TEXT PROVIDED:
■ ■ ■

Church Leaders Call Royal Black Behaviour ‘Un-Christian’: Is Parading a ‘Right’ for Christians?

With Unionist politicians lining up to criticise the Parades Commission and defend the Royal Black Institution parade in Belfast this past weekend, the Presbyterian Moderator (Roy Patton) and Anglican Archbishop of Armagh (Alan Harper) have called the conduct of those who took part ‘un-Christian.’

In an interview last night on UTV, Patton said:

I think any right thinking person would consider that what we viewed is not in keeping with Christian profession.

When asked directly if he thought that the conduct of the Black in Belfast was un-Christian, Patton replied:

I think that it raises questions for the Order. I recognise that in many different contexts, local contexts, the order behaves in a very Christian way and … have helped to foster good relationships.

But later he said:

… In terms of what actually happened … I think that was not in keeping with Christian teaching. I think we certainly would say that they have every right to march and to parade but the way that they treat their neighbours is actually very important as well. And both sides need to be sensitive as far as matters are concerned.

Given the loyal orders often insist that they are ‘Christian’ organisations (see Gerry Lynch’s earlier comments on this), it might be expected that such criticism by leading clergy would give them pause for thought.

But I think it’s doubtful that such comments will be welcomed or seriously considered by the loyal orders, which seem to have taken a position that their right to parade is sacrosanct, even if it compromises their Christian witness.

■ ■ ■

Raw records:
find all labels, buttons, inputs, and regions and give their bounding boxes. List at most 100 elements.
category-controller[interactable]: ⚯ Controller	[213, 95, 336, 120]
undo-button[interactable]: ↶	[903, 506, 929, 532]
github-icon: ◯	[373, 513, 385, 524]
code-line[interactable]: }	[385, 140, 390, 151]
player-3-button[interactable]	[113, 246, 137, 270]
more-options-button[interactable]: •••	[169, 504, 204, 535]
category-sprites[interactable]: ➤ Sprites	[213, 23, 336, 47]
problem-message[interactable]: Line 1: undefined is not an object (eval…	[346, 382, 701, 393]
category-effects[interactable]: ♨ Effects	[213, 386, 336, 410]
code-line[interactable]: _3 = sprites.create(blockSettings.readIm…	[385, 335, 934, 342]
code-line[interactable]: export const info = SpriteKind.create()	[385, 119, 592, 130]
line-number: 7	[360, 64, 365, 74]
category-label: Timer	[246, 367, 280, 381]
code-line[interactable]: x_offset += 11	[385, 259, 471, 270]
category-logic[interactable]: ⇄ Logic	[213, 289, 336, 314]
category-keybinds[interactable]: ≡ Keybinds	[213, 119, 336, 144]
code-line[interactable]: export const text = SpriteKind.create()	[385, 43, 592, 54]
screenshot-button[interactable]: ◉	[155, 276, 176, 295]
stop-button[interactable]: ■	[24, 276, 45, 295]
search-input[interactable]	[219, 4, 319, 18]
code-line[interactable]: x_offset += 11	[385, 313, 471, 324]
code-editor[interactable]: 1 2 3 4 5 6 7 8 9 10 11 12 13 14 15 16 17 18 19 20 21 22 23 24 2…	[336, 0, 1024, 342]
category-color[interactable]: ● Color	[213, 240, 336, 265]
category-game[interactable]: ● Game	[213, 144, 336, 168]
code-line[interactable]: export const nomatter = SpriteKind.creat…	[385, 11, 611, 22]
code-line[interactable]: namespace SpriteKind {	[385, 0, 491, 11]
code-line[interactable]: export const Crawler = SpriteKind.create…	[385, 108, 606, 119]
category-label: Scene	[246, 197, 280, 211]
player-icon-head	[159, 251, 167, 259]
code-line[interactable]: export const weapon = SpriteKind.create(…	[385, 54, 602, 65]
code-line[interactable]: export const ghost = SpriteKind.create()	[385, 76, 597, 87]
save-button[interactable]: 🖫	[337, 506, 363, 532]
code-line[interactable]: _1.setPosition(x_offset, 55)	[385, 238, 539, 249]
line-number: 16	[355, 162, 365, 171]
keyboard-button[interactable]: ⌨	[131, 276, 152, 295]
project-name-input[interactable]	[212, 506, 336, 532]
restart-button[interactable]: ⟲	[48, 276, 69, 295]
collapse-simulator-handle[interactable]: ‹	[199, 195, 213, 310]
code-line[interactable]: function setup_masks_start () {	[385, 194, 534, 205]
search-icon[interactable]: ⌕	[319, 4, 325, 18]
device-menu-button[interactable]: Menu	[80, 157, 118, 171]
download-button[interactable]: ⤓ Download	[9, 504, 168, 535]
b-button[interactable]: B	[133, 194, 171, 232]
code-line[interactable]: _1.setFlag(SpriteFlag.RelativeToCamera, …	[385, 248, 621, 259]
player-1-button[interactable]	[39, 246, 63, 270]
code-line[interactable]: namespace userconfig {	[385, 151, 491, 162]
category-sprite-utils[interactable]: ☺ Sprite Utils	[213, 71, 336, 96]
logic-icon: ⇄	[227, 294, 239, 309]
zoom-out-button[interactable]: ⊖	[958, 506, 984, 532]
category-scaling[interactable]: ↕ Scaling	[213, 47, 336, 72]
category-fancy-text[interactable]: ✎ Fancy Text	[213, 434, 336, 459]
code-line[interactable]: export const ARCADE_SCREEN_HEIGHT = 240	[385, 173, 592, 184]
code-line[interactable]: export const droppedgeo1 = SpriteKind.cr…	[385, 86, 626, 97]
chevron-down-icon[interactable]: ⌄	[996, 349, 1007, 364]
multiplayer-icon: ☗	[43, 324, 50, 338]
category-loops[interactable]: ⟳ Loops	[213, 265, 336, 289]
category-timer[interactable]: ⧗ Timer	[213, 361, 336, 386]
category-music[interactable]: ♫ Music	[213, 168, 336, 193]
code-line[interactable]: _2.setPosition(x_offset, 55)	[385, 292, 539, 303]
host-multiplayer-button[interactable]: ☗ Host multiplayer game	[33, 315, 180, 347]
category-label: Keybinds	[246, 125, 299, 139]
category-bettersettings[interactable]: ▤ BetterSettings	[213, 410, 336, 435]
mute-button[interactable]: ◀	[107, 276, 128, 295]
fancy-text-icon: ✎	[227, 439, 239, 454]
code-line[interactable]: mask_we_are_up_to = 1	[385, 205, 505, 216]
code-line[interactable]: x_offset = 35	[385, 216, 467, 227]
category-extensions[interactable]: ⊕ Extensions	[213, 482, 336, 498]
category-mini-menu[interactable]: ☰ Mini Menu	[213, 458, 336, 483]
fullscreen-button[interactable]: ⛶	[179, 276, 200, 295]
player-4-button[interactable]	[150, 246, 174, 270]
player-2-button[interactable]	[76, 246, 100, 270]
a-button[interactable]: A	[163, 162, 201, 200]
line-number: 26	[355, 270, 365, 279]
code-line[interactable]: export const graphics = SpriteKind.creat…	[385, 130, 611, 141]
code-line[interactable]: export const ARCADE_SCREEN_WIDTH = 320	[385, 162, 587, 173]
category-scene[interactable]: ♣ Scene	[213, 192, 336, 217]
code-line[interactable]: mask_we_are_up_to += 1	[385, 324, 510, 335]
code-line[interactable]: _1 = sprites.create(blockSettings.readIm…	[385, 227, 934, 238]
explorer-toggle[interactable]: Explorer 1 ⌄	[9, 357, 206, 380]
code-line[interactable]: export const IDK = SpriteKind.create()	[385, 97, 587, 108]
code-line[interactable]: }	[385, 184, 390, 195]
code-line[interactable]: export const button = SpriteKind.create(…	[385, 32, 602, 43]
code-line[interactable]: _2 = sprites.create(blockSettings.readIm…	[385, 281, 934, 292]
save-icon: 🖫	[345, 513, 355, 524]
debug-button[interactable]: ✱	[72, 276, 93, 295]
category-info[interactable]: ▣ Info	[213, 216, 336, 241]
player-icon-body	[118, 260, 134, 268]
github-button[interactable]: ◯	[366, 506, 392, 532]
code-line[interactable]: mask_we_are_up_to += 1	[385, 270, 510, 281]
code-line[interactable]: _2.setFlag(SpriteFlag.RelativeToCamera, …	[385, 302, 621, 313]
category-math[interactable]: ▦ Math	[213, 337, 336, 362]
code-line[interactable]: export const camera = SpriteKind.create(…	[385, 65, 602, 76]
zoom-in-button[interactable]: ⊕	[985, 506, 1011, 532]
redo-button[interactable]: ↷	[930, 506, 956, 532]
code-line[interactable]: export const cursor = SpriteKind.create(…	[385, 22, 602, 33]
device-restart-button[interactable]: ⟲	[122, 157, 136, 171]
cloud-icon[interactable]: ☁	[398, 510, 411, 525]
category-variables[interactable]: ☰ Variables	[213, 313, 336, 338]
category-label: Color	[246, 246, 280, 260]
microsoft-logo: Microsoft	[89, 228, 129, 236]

■ ■ ■

GIVEN REQUEST 1:
Answer these questions from the article on church leaders and the Royal Black parade:
(a) What church office does Roy Patton hold?
(b) On which broadcaster was Patton interviewed?
(c) In what city was the Royal Black Institution parade held?
GIVEN REQUEST 2:
Reproduce the portion of the article on church leaders and the Royal Black parade between "But I think" and "their Christian witness.", inclusive.

WORKED ANSWER 1:
(a) Presbyterian Moderator
(b) UTV
(c) Belfast

WORKED ANSWER 2:
But I think it’s doubtful that such comments will be welcomed or seriously considered by the loyal orders, which seem to have taken a position that their right to parade is sacrosanct, even if it compromises their Christian witness.